───── Data for this task
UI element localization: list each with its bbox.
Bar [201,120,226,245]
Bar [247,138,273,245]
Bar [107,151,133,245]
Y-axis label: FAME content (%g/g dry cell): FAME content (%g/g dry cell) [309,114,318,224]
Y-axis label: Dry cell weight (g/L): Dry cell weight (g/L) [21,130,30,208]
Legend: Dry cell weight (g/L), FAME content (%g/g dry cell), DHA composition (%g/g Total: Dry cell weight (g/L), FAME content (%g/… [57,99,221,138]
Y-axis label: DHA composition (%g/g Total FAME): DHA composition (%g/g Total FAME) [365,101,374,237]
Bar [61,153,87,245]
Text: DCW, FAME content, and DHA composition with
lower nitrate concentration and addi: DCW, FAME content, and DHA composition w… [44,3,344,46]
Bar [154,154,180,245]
──────────
───── Data for this task
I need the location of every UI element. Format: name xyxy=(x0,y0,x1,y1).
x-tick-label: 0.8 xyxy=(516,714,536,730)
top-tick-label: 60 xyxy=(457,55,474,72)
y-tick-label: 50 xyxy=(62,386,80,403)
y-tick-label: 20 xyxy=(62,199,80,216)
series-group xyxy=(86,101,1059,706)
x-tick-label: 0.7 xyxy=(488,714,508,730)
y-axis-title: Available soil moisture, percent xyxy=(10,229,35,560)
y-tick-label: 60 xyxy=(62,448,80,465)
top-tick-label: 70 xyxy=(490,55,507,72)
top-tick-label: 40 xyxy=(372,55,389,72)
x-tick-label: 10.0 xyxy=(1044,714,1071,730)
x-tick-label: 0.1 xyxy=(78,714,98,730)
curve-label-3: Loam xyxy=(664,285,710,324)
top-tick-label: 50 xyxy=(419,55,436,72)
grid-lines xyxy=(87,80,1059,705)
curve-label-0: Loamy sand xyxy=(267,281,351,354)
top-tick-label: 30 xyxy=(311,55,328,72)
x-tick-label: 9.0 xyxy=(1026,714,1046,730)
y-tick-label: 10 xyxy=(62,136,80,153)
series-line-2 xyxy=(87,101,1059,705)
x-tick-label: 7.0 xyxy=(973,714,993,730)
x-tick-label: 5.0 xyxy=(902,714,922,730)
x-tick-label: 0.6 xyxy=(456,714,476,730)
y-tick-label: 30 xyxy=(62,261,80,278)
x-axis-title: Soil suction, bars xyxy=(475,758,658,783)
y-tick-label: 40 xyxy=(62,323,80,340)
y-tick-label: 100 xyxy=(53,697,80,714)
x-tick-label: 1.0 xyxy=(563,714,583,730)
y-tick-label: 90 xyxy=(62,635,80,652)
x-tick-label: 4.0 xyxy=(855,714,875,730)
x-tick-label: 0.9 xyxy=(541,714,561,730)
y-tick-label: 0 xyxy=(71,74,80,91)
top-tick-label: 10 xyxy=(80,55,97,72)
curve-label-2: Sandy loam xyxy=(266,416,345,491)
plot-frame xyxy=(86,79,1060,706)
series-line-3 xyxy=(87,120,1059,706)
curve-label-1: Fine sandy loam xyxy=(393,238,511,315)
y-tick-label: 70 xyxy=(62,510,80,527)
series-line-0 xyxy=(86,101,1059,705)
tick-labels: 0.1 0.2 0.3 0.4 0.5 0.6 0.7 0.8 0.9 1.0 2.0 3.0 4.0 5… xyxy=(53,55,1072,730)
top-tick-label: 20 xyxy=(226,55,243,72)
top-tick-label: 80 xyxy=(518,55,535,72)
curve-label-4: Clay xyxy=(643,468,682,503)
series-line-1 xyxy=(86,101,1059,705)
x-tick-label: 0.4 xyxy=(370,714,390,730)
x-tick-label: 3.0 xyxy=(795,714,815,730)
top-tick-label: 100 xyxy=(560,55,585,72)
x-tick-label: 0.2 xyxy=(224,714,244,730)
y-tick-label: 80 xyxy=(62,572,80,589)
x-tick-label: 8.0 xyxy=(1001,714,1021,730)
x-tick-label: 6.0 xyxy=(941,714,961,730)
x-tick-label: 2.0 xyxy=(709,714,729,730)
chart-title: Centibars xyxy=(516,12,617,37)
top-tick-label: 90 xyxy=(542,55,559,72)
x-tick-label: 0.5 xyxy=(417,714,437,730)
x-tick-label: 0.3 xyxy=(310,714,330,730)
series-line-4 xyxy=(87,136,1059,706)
──────────
• **Exercise task**
Update the records starting at the line that contains "I need the location" and ending at the line that contains "curve-label-1: Fine sandy" by changing "y-tick-label" to "left-tick-label" and leaving everything else unchanged. Return only those lines.

• **Problem solution**
I need the location of every UI element. Format: name xyxy=(x0,y0,x1,y1).
x-tick-label: 0.8 xyxy=(516,714,536,730)
top-tick-label: 60 xyxy=(457,55,474,72)
left-tick-label: 50 xyxy=(62,386,80,403)
left-tick-label: 20 xyxy=(62,199,80,216)
series-group xyxy=(86,101,1059,706)
x-tick-label: 0.7 xyxy=(488,714,508,730)
y-axis-title: Available soil moisture, percent xyxy=(10,229,35,560)
left-tick-label: 60 xyxy=(62,448,80,465)
top-tick-label: 70 xyxy=(490,55,507,72)
top-tick-label: 40 xyxy=(372,55,389,72)
x-tick-label: 10.0 xyxy=(1044,714,1071,730)
x-tick-label: 0.1 xyxy=(78,714,98,730)
curve-label-3: Loam xyxy=(664,285,710,324)
top-tick-label: 50 xyxy=(419,55,436,72)
grid-lines xyxy=(87,80,1059,705)
curve-label-0: Loamy sand xyxy=(267,281,351,354)
top-tick-label: 30 xyxy=(311,55,328,72)
x-tick-label: 9.0 xyxy=(1026,714,1046,730)
left-tick-label: 10 xyxy=(62,136,80,153)
series-line-2 xyxy=(87,101,1059,705)
x-tick-label: 7.0 xyxy=(973,714,993,730)
x-tick-label: 5.0 xyxy=(902,714,922,730)
x-tick-label: 0.6 xyxy=(456,714,476,730)
left-tick-label: 30 xyxy=(62,261,80,278)
x-axis-title: Soil suction, bars xyxy=(475,758,658,783)
left-tick-label: 40 xyxy=(62,323,80,340)
left-tick-label: 100 xyxy=(53,697,80,714)
x-tick-label: 1.0 xyxy=(563,714,583,730)
left-tick-label: 90 xyxy=(62,635,80,652)
x-tick-label: 4.0 xyxy=(855,714,875,730)
x-tick-label: 0.9 xyxy=(541,714,561,730)
left-tick-label: 0 xyxy=(71,74,80,91)
top-tick-label: 10 xyxy=(80,55,97,72)
curve-label-2: Sandy loam xyxy=(266,416,345,491)
plot-frame xyxy=(86,79,1060,706)
series-line-3 xyxy=(87,120,1059,706)
curve-label-1: Fine sandy loam xyxy=(393,238,511,315)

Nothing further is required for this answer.